= Written request =
Reproduce every record below exactly as written, leaving out any pictures.
[Begin Working data]
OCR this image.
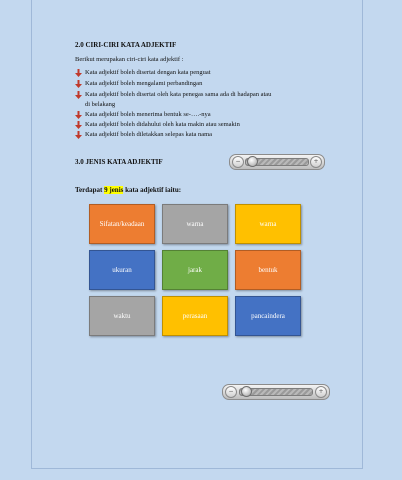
2.0 CIRI-CIRI KATA ADJEKTIF
Berikut merupakan ciri-ciri kata adjektif :
Kata adjektif boleh disertai dengan kata penguat
Kata adjektif boleh mengalami perbandingan
Kata adjektif boleh disertai oleh kata penegas sama ada di hadapan atau
di belakang
Kata adjektif boleh menerima bentuk se-….-nya
Kata adjektif boleh didahului oleh kata makin atau semakin
Kata adjektif boleh diletakkan selepas kata nama
3.0 JENIS KATA ADJEKTIF	−	+
Terdapat 9 jenis kata adjektif iaitu:
Sifatan/keadaan	warna	warna
ukuran	jarak	bentuk
waktu	perasaan	pancaindera
−	+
[End Working data]
= Written solution =
OCR this image.
2.0 CIRI-CIRI KATA ADJEKTIF
Berikut merupakan ciri-ciri kata adjektif :
Kata adjektif boleh disertai dengan kata penguat
Kata adjektif boleh mengalami perbandingan
Kata adjektif boleh disertai oleh kata penegas sama ada di hadapan atau
di belakang
Kata adjektif boleh menerima bentuk se-….-nya
Kata adjektif boleh didahului oleh kata makin atau semakin
Kata adjektif boleh diletakkan selepas kata nama
3.0 JENIS KATA ADJEKTIF	−	+
Terdapat 9 jenis kata adjektif iaitu:
Sifatan/keadaan	warna	warna
ukuran	jarak	bentuk
waktu	perasaan	pancaindera
−	+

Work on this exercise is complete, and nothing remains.